begin EXCERPTED DATA

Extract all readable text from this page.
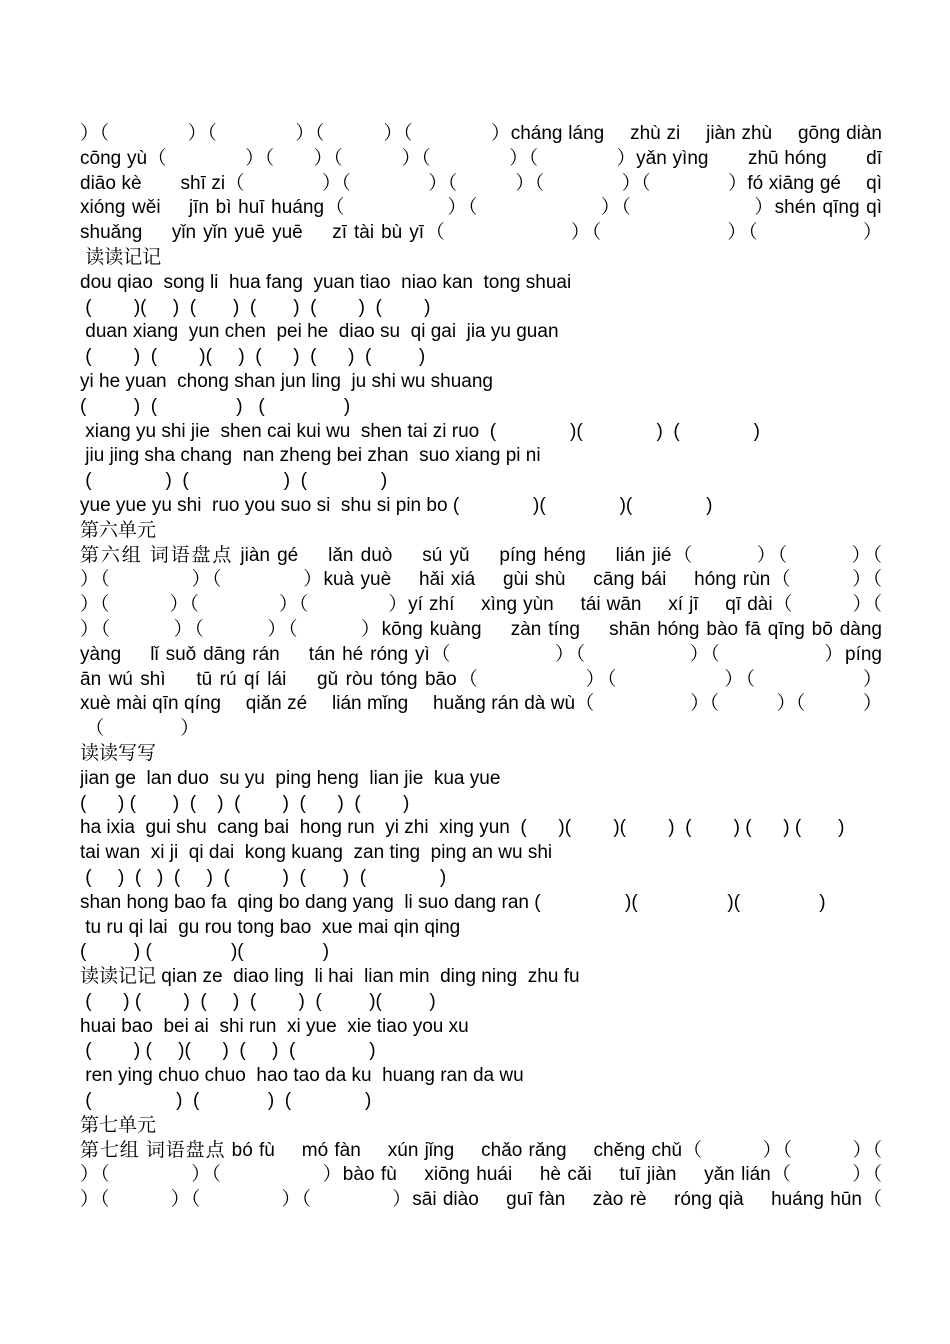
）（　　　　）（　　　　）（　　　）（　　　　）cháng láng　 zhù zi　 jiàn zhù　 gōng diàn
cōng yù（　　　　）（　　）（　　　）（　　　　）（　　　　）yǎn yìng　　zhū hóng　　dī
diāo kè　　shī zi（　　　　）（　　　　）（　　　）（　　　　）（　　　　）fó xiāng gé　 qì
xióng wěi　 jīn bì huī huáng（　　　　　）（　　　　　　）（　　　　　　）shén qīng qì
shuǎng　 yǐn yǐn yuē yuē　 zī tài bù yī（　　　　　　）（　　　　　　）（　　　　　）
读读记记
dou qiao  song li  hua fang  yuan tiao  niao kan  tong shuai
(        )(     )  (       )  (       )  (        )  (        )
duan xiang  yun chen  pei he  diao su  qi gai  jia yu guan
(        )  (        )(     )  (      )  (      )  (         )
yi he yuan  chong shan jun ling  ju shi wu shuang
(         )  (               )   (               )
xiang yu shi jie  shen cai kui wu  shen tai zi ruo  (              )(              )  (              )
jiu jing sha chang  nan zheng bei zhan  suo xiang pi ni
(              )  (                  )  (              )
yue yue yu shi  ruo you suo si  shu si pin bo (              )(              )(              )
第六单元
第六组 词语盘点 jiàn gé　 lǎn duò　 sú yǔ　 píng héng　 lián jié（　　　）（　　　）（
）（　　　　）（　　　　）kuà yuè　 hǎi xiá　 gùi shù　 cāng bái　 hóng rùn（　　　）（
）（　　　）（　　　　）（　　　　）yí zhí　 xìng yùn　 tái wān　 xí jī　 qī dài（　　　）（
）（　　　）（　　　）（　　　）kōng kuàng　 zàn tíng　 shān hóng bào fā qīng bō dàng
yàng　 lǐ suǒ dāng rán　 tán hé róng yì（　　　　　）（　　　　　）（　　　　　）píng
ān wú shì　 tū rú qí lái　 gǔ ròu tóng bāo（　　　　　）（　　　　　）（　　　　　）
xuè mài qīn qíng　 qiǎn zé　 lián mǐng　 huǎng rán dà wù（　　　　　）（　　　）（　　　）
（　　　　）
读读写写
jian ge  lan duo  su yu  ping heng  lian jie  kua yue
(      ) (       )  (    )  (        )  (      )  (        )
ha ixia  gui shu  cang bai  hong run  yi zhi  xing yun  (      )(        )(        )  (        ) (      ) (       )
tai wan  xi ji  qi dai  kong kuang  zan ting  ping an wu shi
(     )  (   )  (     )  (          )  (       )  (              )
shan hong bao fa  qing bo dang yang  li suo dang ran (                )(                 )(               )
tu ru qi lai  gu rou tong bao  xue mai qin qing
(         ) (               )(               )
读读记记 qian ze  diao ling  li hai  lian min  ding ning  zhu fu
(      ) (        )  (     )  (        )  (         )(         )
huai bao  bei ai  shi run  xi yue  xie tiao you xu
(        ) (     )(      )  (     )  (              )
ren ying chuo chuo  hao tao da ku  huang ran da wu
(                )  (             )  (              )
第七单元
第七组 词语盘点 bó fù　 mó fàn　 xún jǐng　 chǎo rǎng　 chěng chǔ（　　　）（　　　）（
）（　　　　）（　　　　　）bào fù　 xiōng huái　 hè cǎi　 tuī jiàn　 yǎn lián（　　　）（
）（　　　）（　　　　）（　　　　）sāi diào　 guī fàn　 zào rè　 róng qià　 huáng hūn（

end EXCERPTED DATA
begin EXCERPTED DATA

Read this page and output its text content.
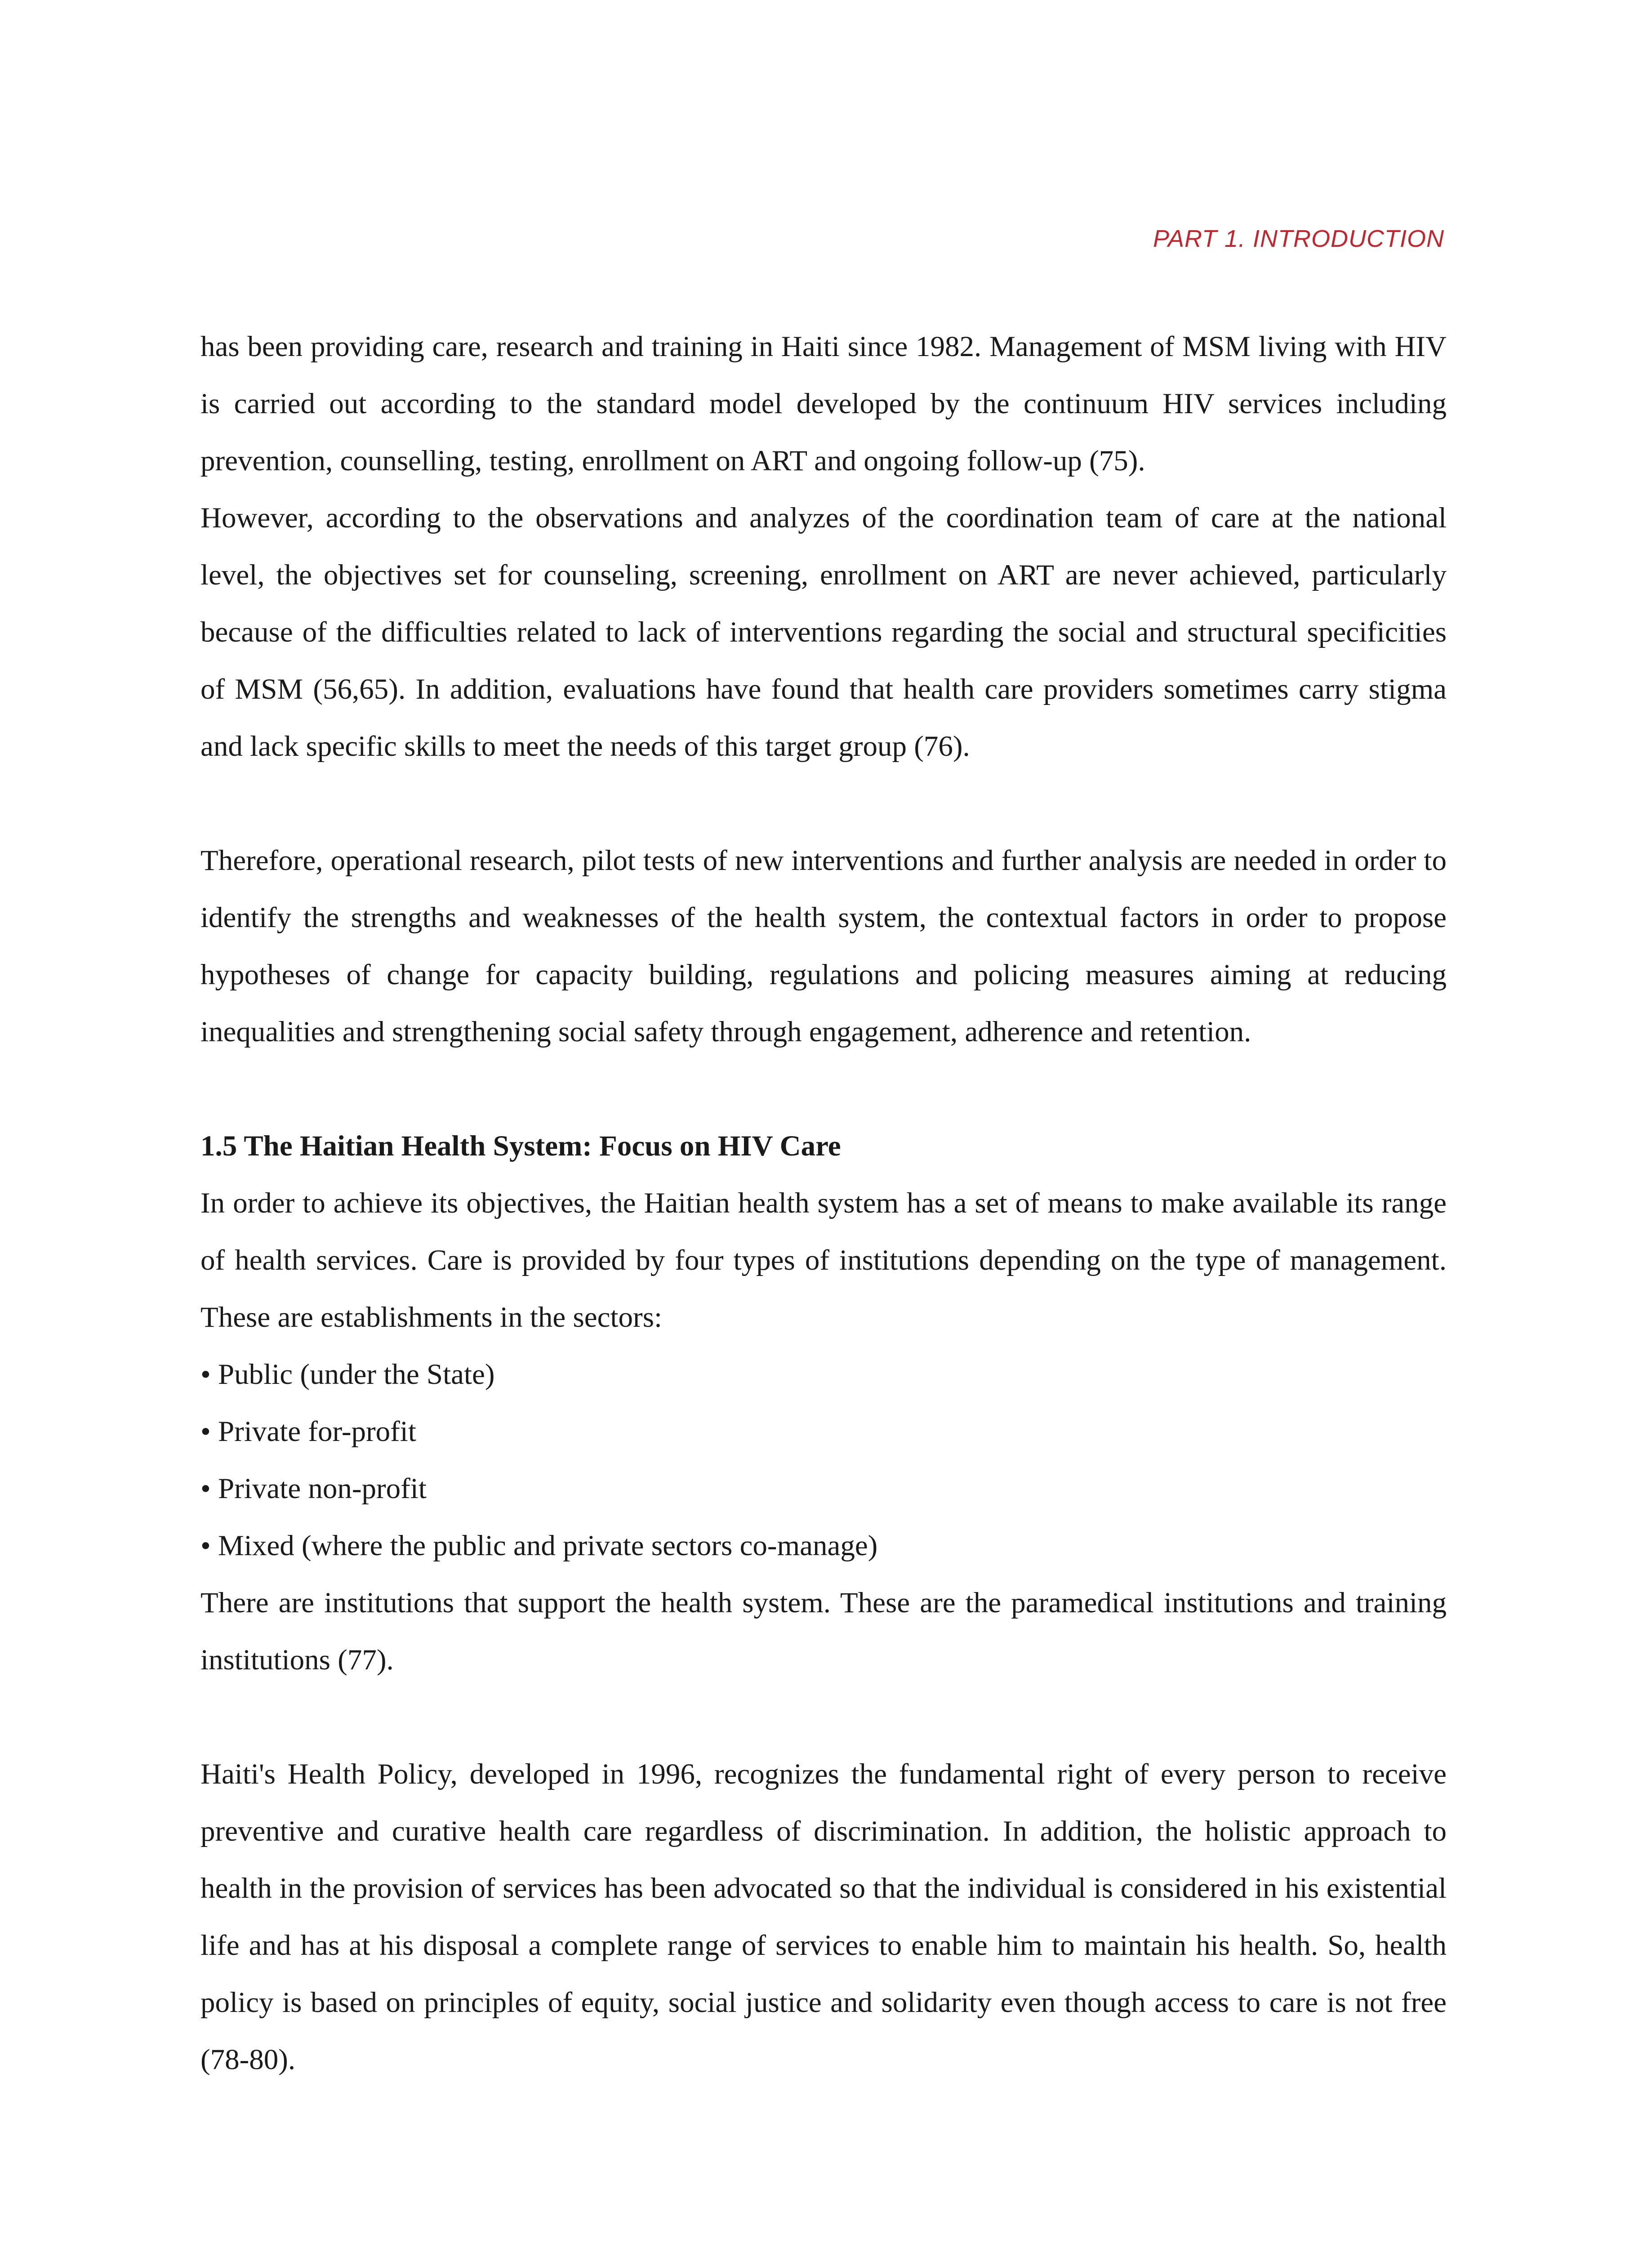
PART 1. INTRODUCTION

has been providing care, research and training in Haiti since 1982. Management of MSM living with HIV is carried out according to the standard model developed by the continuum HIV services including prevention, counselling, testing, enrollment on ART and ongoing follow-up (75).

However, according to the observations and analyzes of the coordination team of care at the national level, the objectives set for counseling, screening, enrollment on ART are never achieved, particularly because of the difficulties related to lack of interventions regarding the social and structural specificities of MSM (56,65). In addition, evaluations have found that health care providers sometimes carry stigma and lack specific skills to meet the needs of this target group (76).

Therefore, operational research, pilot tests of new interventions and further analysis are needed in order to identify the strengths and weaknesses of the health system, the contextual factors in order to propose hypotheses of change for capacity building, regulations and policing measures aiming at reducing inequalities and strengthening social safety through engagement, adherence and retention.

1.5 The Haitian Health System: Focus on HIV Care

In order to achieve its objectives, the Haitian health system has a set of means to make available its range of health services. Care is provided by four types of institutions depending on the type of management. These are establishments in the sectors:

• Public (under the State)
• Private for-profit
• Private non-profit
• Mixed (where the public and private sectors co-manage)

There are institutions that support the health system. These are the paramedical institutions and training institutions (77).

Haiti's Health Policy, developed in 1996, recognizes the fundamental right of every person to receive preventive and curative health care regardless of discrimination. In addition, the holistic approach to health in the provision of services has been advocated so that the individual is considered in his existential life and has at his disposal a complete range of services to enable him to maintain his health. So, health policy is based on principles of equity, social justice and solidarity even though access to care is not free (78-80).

end EXCERPTED DATA
begin EXCERPTED DATA

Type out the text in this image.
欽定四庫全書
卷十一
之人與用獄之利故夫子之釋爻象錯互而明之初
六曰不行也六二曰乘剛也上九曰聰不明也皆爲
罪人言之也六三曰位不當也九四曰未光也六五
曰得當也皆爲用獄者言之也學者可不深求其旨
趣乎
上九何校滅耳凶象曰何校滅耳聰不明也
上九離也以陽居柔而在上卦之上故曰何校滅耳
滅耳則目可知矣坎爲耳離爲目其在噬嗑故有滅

end EXCERPTED DATA

WORK REQUIRED – Tally the lines in the entries above that hold the word "Haitian". Reply with nothing but that count.

SOLUTION TO THIS TASK – 2